■ **GIVEN TASK**
Among the entries that follow, tally the lines with the string "where". Give no more than the number.

■ **EXERCISE MATERIAL**
-- -- --
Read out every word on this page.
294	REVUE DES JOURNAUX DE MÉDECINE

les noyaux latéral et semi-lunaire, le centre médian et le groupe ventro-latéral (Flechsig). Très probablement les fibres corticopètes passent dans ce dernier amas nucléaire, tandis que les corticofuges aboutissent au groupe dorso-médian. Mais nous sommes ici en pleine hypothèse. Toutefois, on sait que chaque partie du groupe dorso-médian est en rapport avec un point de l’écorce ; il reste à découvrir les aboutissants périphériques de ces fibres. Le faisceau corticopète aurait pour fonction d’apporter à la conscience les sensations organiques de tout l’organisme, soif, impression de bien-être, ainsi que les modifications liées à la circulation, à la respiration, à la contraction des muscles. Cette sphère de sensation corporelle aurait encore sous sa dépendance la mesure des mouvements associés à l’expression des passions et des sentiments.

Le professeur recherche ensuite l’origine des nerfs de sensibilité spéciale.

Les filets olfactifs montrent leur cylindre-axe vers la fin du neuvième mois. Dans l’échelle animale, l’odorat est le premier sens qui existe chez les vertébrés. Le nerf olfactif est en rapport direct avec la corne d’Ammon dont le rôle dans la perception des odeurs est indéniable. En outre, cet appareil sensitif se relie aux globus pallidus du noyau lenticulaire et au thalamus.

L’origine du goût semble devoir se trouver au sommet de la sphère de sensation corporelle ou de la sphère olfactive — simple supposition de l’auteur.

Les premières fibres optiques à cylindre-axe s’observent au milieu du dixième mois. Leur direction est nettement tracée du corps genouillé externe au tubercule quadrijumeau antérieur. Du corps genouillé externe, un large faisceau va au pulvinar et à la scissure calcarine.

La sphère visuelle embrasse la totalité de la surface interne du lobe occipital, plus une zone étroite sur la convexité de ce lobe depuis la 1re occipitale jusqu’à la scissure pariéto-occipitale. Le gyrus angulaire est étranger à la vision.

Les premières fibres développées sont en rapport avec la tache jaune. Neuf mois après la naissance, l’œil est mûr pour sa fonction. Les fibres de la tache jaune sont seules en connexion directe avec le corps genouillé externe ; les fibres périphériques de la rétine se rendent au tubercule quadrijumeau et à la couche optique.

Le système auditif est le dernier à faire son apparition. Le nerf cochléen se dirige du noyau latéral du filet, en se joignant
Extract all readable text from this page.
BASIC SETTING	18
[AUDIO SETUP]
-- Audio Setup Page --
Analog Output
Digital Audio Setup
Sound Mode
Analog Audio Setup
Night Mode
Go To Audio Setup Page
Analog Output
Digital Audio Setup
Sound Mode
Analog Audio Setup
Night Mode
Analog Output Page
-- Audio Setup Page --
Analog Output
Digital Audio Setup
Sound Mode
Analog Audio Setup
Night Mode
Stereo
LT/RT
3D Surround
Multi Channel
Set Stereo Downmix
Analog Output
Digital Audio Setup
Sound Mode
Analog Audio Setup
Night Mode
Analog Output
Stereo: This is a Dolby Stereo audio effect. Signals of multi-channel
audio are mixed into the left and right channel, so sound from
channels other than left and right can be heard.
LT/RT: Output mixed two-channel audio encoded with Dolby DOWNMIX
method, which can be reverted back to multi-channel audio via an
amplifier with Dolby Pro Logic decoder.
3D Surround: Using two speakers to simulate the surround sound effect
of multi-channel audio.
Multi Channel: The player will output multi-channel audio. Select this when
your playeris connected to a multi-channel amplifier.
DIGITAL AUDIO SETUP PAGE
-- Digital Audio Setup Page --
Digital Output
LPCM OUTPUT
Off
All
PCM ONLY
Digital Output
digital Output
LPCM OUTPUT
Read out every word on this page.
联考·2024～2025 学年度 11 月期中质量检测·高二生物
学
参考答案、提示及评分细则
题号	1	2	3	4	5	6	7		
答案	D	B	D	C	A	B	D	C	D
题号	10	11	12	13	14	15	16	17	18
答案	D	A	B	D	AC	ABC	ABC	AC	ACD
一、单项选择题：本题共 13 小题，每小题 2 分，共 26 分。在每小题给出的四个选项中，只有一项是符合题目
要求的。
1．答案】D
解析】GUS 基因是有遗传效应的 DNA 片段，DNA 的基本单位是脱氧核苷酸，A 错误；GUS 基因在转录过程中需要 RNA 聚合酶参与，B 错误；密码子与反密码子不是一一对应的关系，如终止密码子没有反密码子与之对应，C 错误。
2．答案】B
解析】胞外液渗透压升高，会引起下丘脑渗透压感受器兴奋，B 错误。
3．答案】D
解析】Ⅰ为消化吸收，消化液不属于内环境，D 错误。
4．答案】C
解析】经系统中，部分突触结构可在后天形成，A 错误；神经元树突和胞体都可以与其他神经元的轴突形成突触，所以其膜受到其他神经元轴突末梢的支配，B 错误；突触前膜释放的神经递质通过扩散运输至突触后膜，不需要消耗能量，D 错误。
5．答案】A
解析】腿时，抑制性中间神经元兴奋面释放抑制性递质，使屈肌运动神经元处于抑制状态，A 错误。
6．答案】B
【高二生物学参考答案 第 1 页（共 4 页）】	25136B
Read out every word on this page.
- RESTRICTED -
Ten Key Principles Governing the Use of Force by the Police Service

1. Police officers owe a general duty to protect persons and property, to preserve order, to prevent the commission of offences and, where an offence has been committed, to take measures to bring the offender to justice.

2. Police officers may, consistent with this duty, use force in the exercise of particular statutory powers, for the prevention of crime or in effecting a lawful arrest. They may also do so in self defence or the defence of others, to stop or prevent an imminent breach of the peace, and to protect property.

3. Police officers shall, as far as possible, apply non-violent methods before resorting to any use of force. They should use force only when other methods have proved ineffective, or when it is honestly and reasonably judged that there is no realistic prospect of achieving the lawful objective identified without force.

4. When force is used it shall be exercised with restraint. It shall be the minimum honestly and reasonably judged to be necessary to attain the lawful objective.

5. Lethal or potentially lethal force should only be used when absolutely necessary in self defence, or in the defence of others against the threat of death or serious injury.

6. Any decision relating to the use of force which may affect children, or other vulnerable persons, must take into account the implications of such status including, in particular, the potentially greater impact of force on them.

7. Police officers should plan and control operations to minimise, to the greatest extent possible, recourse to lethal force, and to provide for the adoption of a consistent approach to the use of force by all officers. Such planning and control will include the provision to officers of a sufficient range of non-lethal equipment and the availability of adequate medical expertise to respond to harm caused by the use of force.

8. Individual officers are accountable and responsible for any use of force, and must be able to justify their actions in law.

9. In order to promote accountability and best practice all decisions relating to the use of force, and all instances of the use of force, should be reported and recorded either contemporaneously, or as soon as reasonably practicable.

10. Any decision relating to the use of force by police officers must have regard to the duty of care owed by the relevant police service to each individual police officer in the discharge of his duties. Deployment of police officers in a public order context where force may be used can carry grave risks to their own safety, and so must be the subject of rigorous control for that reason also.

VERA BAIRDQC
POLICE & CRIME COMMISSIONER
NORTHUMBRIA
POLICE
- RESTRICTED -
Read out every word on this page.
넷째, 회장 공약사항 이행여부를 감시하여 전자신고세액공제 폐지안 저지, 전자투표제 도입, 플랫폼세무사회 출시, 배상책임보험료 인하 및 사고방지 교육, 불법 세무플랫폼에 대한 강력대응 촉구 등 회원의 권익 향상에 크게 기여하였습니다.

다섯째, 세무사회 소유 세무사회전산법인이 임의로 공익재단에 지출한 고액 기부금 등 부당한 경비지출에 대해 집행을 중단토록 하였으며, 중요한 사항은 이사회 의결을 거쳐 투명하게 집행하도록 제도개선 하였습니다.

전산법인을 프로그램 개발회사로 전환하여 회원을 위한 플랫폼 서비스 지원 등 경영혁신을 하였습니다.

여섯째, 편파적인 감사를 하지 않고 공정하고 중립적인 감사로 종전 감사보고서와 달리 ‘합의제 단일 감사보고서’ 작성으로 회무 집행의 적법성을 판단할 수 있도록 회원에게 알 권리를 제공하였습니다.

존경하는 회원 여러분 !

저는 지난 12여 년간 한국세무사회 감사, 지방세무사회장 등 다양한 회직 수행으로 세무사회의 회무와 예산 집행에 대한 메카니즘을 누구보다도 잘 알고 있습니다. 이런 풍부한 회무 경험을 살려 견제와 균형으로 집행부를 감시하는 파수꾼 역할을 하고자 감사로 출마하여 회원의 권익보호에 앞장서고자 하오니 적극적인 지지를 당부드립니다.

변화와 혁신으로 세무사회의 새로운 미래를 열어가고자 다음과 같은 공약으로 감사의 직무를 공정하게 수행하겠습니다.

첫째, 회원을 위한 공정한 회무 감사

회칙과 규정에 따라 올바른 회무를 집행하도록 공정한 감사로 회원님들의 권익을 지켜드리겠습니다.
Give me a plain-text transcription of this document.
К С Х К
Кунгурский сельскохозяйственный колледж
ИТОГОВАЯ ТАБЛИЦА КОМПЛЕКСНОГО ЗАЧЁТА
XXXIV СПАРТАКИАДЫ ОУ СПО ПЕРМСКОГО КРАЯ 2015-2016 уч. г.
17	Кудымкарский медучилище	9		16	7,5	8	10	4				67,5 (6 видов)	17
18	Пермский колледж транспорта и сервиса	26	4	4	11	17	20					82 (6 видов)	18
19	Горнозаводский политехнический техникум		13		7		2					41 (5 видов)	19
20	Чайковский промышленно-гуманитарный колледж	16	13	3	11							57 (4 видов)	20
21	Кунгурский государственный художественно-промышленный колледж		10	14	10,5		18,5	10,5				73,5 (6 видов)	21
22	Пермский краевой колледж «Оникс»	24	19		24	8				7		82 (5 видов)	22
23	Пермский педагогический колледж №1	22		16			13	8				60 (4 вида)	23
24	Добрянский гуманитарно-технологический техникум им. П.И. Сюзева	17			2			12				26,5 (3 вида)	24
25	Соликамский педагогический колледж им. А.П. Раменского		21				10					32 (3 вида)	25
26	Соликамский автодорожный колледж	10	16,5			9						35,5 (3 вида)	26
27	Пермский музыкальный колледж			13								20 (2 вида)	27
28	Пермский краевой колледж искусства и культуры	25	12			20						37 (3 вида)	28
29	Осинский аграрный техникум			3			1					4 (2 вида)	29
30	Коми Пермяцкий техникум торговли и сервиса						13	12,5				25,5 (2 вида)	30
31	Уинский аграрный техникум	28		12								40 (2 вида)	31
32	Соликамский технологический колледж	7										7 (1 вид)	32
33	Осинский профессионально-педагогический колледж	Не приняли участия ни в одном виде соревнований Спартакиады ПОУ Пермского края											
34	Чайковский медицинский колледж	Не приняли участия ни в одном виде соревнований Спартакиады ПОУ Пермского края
-- -- --
■ **CORRECT RESPONSE**
2